▶ [DATA SUPPLIED]:
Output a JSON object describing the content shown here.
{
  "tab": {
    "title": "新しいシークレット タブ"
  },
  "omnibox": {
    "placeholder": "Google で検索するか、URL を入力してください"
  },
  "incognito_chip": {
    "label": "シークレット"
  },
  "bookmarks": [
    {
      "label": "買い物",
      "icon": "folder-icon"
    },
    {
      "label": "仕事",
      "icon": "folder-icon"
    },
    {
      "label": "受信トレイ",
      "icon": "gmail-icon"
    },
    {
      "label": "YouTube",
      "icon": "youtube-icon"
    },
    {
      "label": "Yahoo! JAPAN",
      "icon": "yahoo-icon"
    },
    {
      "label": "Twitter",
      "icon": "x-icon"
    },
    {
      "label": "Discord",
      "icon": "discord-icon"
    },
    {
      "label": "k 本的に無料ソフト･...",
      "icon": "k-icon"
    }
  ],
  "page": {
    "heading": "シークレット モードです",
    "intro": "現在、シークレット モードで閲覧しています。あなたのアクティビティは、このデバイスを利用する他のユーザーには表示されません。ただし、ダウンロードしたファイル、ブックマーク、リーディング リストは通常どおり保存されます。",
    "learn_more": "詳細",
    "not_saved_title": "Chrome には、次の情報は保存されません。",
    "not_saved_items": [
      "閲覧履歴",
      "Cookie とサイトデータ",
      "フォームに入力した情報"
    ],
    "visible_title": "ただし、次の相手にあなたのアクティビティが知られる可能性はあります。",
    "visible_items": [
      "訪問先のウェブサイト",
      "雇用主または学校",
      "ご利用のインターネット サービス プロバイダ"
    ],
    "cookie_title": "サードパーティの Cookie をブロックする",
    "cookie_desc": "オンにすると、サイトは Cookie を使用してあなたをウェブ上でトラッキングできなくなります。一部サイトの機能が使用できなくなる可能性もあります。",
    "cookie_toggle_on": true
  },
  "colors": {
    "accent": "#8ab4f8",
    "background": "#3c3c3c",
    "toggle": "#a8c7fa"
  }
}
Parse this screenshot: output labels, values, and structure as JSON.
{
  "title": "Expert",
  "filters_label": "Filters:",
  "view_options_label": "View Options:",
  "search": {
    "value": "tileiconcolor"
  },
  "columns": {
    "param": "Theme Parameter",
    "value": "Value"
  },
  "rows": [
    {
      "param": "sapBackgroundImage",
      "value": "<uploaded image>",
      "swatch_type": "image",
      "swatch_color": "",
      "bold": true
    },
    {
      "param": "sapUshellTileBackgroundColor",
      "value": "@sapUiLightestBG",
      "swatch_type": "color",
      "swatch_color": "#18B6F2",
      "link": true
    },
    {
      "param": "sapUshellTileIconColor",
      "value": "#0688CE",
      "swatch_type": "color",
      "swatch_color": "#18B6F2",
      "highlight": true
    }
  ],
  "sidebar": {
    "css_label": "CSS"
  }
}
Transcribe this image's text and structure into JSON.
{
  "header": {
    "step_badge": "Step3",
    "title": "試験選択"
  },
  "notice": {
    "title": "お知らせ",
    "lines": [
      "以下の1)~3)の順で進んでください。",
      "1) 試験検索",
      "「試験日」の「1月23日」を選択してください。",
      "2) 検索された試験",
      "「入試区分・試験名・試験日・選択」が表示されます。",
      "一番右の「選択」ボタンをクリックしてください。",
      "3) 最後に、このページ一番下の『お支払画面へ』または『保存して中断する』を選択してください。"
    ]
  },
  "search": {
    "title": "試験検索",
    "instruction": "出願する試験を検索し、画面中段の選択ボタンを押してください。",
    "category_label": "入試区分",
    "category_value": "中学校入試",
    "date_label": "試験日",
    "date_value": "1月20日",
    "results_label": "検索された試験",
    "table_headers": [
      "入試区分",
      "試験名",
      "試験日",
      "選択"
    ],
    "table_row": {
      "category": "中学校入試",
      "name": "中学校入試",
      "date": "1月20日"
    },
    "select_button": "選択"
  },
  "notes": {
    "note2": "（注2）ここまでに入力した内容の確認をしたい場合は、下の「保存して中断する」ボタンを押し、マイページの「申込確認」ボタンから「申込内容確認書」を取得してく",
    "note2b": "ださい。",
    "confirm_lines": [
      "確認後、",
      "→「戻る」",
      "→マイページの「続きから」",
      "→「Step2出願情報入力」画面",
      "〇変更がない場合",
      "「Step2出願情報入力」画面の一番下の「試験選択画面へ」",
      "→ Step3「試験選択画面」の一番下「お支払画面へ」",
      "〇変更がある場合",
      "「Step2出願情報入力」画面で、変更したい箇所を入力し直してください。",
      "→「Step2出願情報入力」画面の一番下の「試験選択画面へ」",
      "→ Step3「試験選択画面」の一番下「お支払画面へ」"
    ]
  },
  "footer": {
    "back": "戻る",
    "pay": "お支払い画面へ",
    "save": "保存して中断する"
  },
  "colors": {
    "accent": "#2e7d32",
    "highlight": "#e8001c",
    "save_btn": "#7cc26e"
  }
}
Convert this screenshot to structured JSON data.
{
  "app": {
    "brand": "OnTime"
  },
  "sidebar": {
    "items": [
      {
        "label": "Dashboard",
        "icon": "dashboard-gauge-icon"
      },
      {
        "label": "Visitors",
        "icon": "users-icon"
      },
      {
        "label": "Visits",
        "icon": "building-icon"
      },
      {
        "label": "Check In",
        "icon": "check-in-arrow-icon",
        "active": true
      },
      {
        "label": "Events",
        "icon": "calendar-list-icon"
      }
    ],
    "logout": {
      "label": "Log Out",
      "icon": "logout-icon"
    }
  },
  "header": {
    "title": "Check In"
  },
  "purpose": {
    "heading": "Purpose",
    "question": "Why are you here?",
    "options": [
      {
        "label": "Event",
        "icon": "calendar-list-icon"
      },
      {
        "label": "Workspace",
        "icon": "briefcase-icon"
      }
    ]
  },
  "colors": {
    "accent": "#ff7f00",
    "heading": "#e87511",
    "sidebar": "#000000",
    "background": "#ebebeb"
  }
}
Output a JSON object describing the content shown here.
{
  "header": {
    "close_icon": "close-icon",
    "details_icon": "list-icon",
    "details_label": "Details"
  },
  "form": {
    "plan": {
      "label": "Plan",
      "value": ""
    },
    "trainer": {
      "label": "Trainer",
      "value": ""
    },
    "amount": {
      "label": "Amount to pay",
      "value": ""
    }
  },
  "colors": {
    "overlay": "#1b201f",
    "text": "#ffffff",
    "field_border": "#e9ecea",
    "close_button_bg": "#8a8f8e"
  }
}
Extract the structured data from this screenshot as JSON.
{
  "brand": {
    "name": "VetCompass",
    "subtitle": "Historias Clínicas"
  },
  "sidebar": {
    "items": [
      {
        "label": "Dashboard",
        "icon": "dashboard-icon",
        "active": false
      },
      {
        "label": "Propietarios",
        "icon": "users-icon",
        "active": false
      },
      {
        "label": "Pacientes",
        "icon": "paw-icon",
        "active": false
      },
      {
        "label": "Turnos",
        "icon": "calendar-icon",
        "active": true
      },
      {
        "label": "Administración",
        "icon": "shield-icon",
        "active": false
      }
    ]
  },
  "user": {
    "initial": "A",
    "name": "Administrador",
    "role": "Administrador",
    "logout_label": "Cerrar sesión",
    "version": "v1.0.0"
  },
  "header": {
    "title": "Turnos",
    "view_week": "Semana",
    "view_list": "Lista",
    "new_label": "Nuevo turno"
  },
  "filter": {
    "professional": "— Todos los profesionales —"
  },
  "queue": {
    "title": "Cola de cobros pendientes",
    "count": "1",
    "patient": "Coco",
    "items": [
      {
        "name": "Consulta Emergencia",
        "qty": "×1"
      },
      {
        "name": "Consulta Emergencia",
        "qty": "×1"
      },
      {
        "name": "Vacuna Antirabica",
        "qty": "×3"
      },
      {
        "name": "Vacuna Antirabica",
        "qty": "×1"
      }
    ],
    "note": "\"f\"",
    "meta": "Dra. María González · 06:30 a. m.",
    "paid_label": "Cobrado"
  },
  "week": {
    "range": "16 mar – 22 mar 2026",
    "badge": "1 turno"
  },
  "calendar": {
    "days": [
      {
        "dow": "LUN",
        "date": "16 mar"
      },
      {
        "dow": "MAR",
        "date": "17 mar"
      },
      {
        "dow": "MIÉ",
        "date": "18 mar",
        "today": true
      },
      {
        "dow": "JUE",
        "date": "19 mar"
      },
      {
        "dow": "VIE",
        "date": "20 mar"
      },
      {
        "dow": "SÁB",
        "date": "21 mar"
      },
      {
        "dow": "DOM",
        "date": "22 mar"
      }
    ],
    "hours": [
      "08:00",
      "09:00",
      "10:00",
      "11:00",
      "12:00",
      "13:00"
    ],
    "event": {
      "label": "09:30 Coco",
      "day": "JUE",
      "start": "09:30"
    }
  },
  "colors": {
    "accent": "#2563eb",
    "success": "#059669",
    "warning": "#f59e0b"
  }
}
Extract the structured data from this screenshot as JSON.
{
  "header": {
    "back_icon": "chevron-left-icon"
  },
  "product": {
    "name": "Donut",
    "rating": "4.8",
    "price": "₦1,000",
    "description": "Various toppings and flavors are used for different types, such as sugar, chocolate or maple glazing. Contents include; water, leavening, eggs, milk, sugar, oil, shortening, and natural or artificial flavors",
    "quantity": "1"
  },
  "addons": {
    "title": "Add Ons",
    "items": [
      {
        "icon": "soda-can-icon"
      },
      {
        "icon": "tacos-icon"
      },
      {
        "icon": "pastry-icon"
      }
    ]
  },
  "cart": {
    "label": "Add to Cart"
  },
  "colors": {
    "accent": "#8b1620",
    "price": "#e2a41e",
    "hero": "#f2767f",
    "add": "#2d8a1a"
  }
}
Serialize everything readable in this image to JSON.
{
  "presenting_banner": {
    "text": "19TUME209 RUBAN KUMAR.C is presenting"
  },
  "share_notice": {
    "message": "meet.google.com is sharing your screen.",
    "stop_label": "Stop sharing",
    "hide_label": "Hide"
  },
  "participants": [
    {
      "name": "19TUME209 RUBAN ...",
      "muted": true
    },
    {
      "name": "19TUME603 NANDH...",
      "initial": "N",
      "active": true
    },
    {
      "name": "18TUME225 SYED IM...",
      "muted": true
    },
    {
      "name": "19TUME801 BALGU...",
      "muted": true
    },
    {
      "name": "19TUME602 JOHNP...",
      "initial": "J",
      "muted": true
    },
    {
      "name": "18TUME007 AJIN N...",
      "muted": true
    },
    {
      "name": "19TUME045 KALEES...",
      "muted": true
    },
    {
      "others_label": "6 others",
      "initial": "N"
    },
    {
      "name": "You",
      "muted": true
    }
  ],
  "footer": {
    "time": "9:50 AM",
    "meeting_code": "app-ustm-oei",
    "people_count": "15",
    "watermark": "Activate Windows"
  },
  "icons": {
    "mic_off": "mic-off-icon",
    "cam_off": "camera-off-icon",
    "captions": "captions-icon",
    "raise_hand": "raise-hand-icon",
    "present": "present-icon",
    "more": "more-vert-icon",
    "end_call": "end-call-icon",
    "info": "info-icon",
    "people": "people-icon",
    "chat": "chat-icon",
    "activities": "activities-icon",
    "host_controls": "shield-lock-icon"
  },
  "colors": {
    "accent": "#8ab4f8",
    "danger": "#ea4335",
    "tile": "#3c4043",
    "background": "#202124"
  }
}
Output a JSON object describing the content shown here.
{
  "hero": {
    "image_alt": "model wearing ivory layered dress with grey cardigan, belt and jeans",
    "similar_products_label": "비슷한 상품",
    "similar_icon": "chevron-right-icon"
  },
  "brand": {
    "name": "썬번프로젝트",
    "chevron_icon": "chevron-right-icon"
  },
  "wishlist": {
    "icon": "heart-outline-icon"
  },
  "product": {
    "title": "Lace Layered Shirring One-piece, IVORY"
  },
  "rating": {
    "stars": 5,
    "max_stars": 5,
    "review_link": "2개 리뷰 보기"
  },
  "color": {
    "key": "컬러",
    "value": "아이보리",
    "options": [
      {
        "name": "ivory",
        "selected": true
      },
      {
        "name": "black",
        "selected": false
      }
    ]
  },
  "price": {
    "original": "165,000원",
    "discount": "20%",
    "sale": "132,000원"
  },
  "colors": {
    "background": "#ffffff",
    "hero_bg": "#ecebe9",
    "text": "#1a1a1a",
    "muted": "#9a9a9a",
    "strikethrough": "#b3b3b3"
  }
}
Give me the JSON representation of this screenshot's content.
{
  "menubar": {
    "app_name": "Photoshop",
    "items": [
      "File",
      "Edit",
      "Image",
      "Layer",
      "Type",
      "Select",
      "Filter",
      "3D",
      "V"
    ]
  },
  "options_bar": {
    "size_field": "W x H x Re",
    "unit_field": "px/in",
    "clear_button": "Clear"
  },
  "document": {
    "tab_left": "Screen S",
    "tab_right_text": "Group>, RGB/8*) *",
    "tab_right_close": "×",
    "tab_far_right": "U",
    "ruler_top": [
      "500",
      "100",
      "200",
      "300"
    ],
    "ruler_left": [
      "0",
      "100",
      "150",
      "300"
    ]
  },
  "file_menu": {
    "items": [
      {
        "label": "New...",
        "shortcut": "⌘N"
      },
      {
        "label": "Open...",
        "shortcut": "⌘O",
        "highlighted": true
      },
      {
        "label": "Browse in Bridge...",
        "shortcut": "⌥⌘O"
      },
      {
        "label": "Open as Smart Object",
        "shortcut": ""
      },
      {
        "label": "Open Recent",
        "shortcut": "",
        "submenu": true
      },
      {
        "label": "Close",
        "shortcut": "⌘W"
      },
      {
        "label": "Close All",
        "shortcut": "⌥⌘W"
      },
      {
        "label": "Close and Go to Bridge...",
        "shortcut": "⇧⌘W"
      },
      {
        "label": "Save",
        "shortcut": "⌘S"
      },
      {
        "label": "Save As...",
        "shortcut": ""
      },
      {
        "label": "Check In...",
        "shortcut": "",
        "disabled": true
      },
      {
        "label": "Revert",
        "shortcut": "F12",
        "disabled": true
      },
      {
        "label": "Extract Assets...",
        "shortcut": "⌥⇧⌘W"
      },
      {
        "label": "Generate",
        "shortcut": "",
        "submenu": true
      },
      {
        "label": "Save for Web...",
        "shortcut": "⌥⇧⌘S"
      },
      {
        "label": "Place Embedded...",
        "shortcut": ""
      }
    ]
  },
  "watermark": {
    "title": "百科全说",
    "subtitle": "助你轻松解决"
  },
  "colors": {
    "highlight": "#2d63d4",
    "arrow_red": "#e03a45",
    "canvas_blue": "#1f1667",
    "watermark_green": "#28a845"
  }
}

▶ [THE TASK]: Find and copy each line above that includes the string "initial".

▶ [RESULT]:
    "initial": "A",
      "initial": "N",
      "initial": "J",
      "initial": "N"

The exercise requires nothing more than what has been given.